Output all the data exactly. Pictures do not belong in the copy.

====== Data shown ======

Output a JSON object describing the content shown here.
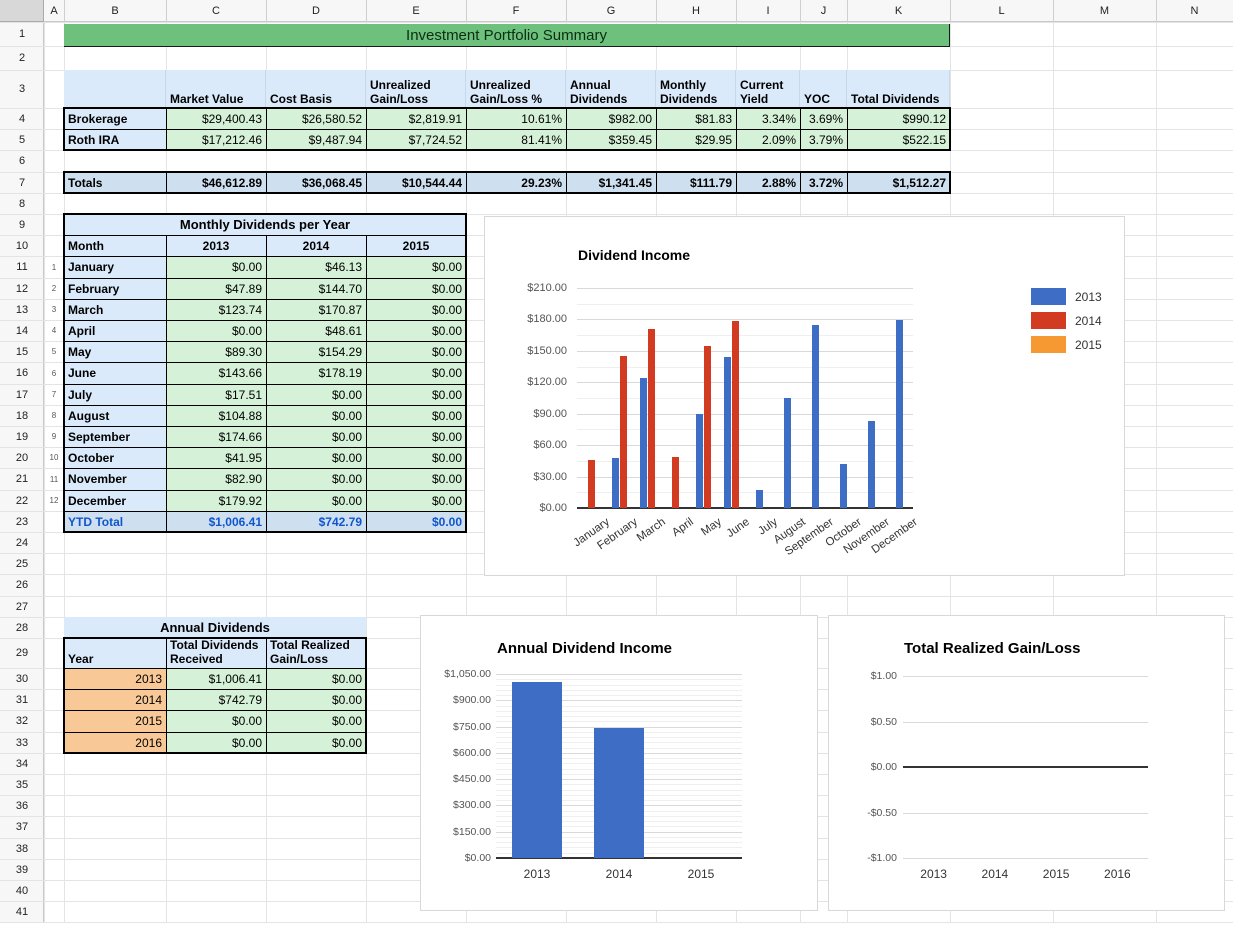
{
  "sheet": {
    "title": "Investment Portfolio Summary",
    "column_letters": [
      "A",
      "B",
      "C",
      "D",
      "E",
      "F",
      "G",
      "H",
      "I",
      "J",
      "K",
      "L",
      "M",
      "N"
    ],
    "row_numbers": [
      1,
      2,
      3,
      4,
      5,
      6,
      7,
      8,
      9,
      10,
      11,
      12,
      13,
      14,
      15,
      16,
      17,
      18,
      19,
      20,
      21,
      22,
      23,
      24,
      25,
      26,
      27,
      28,
      29,
      30,
      31,
      32,
      33,
      34,
      35,
      36,
      37,
      38,
      39,
      40,
      41
    ]
  },
  "summary_table": {
    "headers": [
      "",
      "Market Value",
      "Cost Basis",
      "Unrealized Gain/Loss",
      "Unrealized Gain/Loss %",
      "Annual Dividends",
      "Monthly Dividends",
      "Current Yield",
      "YOC",
      "Total Dividends"
    ],
    "rows": [
      {
        "label": "Brokerage",
        "values": [
          "$29,400.43",
          "$26,580.52",
          "$2,819.91",
          "10.61%",
          "$982.00",
          "$81.83",
          "3.34%",
          "3.69%",
          "$990.12"
        ]
      },
      {
        "label": "Roth IRA",
        "values": [
          "$17,212.46",
          "$9,487.94",
          "$7,724.52",
          "81.41%",
          "$359.45",
          "$29.95",
          "2.09%",
          "3.79%",
          "$522.15"
        ]
      }
    ],
    "totals_label": "Totals",
    "totals_values": [
      "$46,612.89",
      "$36,068.45",
      "$10,544.44",
      "29.23%",
      "$1,341.45",
      "$111.79",
      "2.88%",
      "3.72%",
      "$1,512.27"
    ]
  },
  "monthly_table": {
    "title": "Monthly Dividends per Year",
    "headers": [
      "Month",
      "2013",
      "2014",
      "2015"
    ],
    "rows": [
      {
        "index": "1",
        "month": "January",
        "values": [
          "$0.00",
          "$46.13",
          "$0.00"
        ]
      },
      {
        "index": "2",
        "month": "February",
        "values": [
          "$47.89",
          "$144.70",
          "$0.00"
        ]
      },
      {
        "index": "3",
        "month": "March",
        "values": [
          "$123.74",
          "$170.87",
          "$0.00"
        ]
      },
      {
        "index": "4",
        "month": "April",
        "values": [
          "$0.00",
          "$48.61",
          "$0.00"
        ]
      },
      {
        "index": "5",
        "month": "May",
        "values": [
          "$89.30",
          "$154.29",
          "$0.00"
        ]
      },
      {
        "index": "6",
        "month": "June",
        "values": [
          "$143.66",
          "$178.19",
          "$0.00"
        ]
      },
      {
        "index": "7",
        "month": "July",
        "values": [
          "$17.51",
          "$0.00",
          "$0.00"
        ]
      },
      {
        "index": "8",
        "month": "August",
        "values": [
          "$104.88",
          "$0.00",
          "$0.00"
        ]
      },
      {
        "index": "9",
        "month": "September",
        "values": [
          "$174.66",
          "$0.00",
          "$0.00"
        ]
      },
      {
        "index": "10",
        "month": "October",
        "values": [
          "$41.95",
          "$0.00",
          "$0.00"
        ]
      },
      {
        "index": "11",
        "month": "November",
        "values": [
          "$82.90",
          "$0.00",
          "$0.00"
        ]
      },
      {
        "index": "12",
        "month": "December",
        "values": [
          "$179.92",
          "$0.00",
          "$0.00"
        ]
      }
    ],
    "total_label": "YTD Total",
    "total_values": [
      "$1,006.41",
      "$742.79",
      "$0.00"
    ]
  },
  "annual_table": {
    "title": "Annual Dividends",
    "headers": [
      "Year",
      "Total Dividends Received",
      "Total Realized Gain/Loss"
    ],
    "rows": [
      [
        "2013",
        "$1,006.41",
        "$0.00"
      ],
      [
        "2014",
        "$742.79",
        "$0.00"
      ],
      [
        "2015",
        "$0.00",
        "$0.00"
      ],
      [
        "2016",
        "$0.00",
        "$0.00"
      ]
    ]
  },
  "chart_data": [
    {
      "type": "bar",
      "title": "Dividend Income",
      "categories": [
        "January",
        "February",
        "March",
        "April",
        "May",
        "June",
        "July",
        "August",
        "September",
        "October",
        "November",
        "December"
      ],
      "series": [
        {
          "name": "2013",
          "color": "#3d6dc5",
          "values": [
            0,
            47.89,
            123.74,
            0,
            89.3,
            143.66,
            17.51,
            104.88,
            174.66,
            41.95,
            82.9,
            179.92
          ]
        },
        {
          "name": "2014",
          "color": "#d23b22",
          "values": [
            46.13,
            144.7,
            170.87,
            48.61,
            154.29,
            178.19,
            0,
            0,
            0,
            0,
            0,
            0
          ]
        },
        {
          "name": "2015",
          "color": "#f69932",
          "values": [
            0,
            0,
            0,
            0,
            0,
            0,
            0,
            0,
            0,
            0,
            0,
            0
          ]
        }
      ],
      "ylim": [
        0,
        210
      ],
      "ytick_labels": [
        "$0.00",
        "$30.00",
        "$60.00",
        "$90.00",
        "$120.00",
        "$150.00",
        "$180.00",
        "$210.00"
      ],
      "legend_position": "right",
      "grid": true
    },
    {
      "type": "bar",
      "title": "Annual Dividend Income",
      "categories": [
        "2013",
        "2014",
        "2015"
      ],
      "series": [
        {
          "name": "Total Dividends Received",
          "color": "#3d6dc5",
          "values": [
            1006.41,
            742.79,
            0
          ]
        }
      ],
      "ylim": [
        0,
        1050
      ],
      "ytick_labels": [
        "$0.00",
        "$150.00",
        "$300.00",
        "$450.00",
        "$600.00",
        "$750.00",
        "$900.00",
        "$1,050.00"
      ],
      "grid": true
    },
    {
      "type": "bar",
      "title": "Total Realized Gain/Loss",
      "categories": [
        "2013",
        "2014",
        "2015",
        "2016"
      ],
      "series": [
        {
          "name": "Total Realized Gain/Loss",
          "color": "#3d6dc5",
          "values": [
            0,
            0,
            0,
            0
          ]
        }
      ],
      "ylim": [
        -1,
        1
      ],
      "ytick_labels": [
        "-$1.00",
        "-$0.50",
        "$0.00",
        "$0.50",
        "$1.00"
      ],
      "grid": true
    }
  ],
  "colors": {
    "title_bar": "#6ec07d",
    "header_blue": "#daeafb",
    "cell_green": "#d5f1d7",
    "totals_blue": "#cedfef",
    "year_orange": "#f8c996",
    "ytd_text": "#1155cc",
    "series_2013": "#3d6dc5",
    "series_2014": "#d23b22",
    "series_2015": "#f69932"
  }
}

======

• _The solution_:
Output a JSON object describing the content shown here.
{
  "sheet": {
    "title": "Investment Portfolio Summary",
    "column_letters": [
      "A",
      "B",
      "C",
      "D",
      "E",
      "F",
      "G",
      "H",
      "I",
      "J",
      "K",
      "L",
      "M",
      "N"
    ],
    "row_numbers": [
      1,
      2,
      3,
      4,
      5,
      6,
      7,
      8,
      9,
      10,
      11,
      12,
      13,
      14,
      15,
      16,
      17,
      18,
      19,
      20,
      21,
      22,
      23,
      24,
      25,
      26,
      27,
      28,
      29,
      30,
      31,
      32,
      33,
      34,
      35,
      36,
      37,
      38,
      39,
      40,
      41
    ]
  },
  "summary_table": {
    "headers": [
      "",
      "Market Value",
      "Cost Basis",
      "Unrealized Gain/Loss",
      "Unrealized Gain/Loss %",
      "Annual Dividends",
      "Monthly Dividends",
      "Current Yield",
      "YOC",
      "Total Dividends"
    ],
    "rows": [
      {
        "label": "Brokerage",
        "values": [
          "$29,400.43",
          "$26,580.52",
          "$2,819.91",
          "10.61%",
          "$982.00",
          "$81.83",
          "3.34%",
          "3.69%",
          "$990.12"
        ]
      },
      {
        "label": "Roth IRA",
        "values": [
          "$17,212.46",
          "$9,487.94",
          "$7,724.52",
          "81.41%",
          "$359.45",
          "$29.95",
          "2.09%",
          "3.79%",
          "$522.15"
        ]
      }
    ],
    "totals_label": "Totals",
    "totals_values": [
      "$46,612.89",
      "$36,068.45",
      "$10,544.44",
      "29.23%",
      "$1,341.45",
      "$111.79",
      "2.88%",
      "3.72%",
      "$1,512.27"
    ]
  },
  "monthly_table": {
    "title": "Monthly Dividends per Year",
    "headers": [
      "Month",
      "2013",
      "2014",
      "2015"
    ],
    "rows": [
      {
        "index": "1",
        "month": "January",
        "values": [
          "$0.00",
          "$46.13",
          "$0.00"
        ]
      },
      {
        "index": "2",
        "month": "February",
        "values": [
          "$47.89",
          "$144.70",
          "$0.00"
        ]
      },
      {
        "index": "3",
        "month": "March",
        "values": [
          "$123.74",
          "$170.87",
          "$0.00"
        ]
      },
      {
        "index": "4",
        "month": "April",
        "values": [
          "$0.00",
          "$48.61",
          "$0.00"
        ]
      },
      {
        "index": "5",
        "month": "May",
        "values": [
          "$89.30",
          "$154.29",
          "$0.00"
        ]
      },
      {
        "index": "6",
        "month": "June",
        "values": [
          "$143.66",
          "$178.19",
          "$0.00"
        ]
      },
      {
        "index": "7",
        "month": "July",
        "values": [
          "$17.51",
          "$0.00",
          "$0.00"
        ]
      },
      {
        "index": "8",
        "month": "August",
        "values": [
          "$104.88",
          "$0.00",
          "$0.00"
        ]
      },
      {
        "index": "9",
        "month": "September",
        "values": [
          "$174.66",
          "$0.00",
          "$0.00"
        ]
      },
      {
        "index": "10",
        "month": "October",
        "values": [
          "$41.95",
          "$0.00",
          "$0.00"
        ]
      },
      {
        "index": "11",
        "month": "November",
        "values": [
          "$82.90",
          "$0.00",
          "$0.00"
        ]
      },
      {
        "index": "12",
        "month": "December",
        "values": [
          "$179.92",
          "$0.00",
          "$0.00"
        ]
      }
    ],
    "total_label": "YTD Total",
    "total_values": [
      "$1,006.41",
      "$742.79",
      "$0.00"
    ]
  },
  "annual_table": {
    "title": "Annual Dividends",
    "headers": [
      "Year",
      "Total Dividends Received",
      "Total Realized Gain/Loss"
    ],
    "rows": [
      [
        "2013",
        "$1,006.41",
        "$0.00"
      ],
      [
        "2014",
        "$742.79",
        "$0.00"
      ],
      [
        "2015",
        "$0.00",
        "$0.00"
      ],
      [
        "2016",
        "$0.00",
        "$0.00"
      ]
    ]
  },
  "chart_data": [
    {
      "type": "bar",
      "title": "Dividend Income",
      "categories": [
        "January",
        "February",
        "March",
        "April",
        "May",
        "June",
        "July",
        "August",
        "September",
        "October",
        "November",
        "December"
      ],
      "series": [
        {
          "name": "2013",
          "color": "#3d6dc5",
          "values": [
            0,
            47.89,
            123.74,
            0,
            89.3,
            143.66,
            17.51,
            104.88,
            174.66,
            41.95,
            82.9,
            179.92
          ]
        },
        {
          "name": "2014",
          "color": "#d23b22",
          "values": [
            46.13,
            144.7,
            170.87,
            48.61,
            154.29,
            178.19,
            0,
            0,
            0,
            0,
            0,
            0
          ]
        },
        {
          "name": "2015",
          "color": "#f69932",
          "values": [
            0,
            0,
            0,
            0,
            0,
            0,
            0,
            0,
            0,
            0,
            0,
            0
          ]
        }
      ],
      "ylim": [
        0,
        210
      ],
      "ytick_labels": [
        "$0.00",
        "$30.00",
        "$60.00",
        "$90.00",
        "$120.00",
        "$150.00",
        "$180.00",
        "$210.00"
      ],
      "legend_position": "right",
      "grid": true
    },
    {
      "type": "bar",
      "title": "Annual Dividend Income",
      "categories": [
        "2013",
        "2014",
        "2015"
      ],
      "series": [
        {
          "name": "Total Dividends Received",
          "color": "#3d6dc5",
          "values": [
            1006.41,
            742.79,
            0
          ]
        }
      ],
      "ylim": [
        0,
        1050
      ],
      "ytick_labels": [
        "$0.00",
        "$150.00",
        "$300.00",
        "$450.00",
        "$600.00",
        "$750.00",
        "$900.00",
        "$1,050.00"
      ],
      "grid": true
    },
    {
      "type": "bar",
      "title": "Total Realized Gain/Loss",
      "categories": [
        "2013",
        "2014",
        "2015",
        "2016"
      ],
      "series": [
        {
          "name": "Total Realized Gain/Loss",
          "color": "#3d6dc5",
          "values": [
            0,
            0,
            0,
            0
          ]
        }
      ],
      "ylim": [
        -1,
        1
      ],
      "ytick_labels": [
        "-$1.00",
        "-$0.50",
        "$0.00",
        "$0.50",
        "$1.00"
      ],
      "grid": true
    }
  ],
  "colors": {
    "title_bar": "#6ec07d",
    "header_blue": "#daeafb",
    "cell_green": "#d5f1d7",
    "totals_blue": "#cedfef",
    "year_orange": "#f8c996",
    "ytd_text": "#1155cc",
    "series_2013": "#3d6dc5",
    "series_2014": "#d23b22",
    "series_2015": "#f69932"
  }
}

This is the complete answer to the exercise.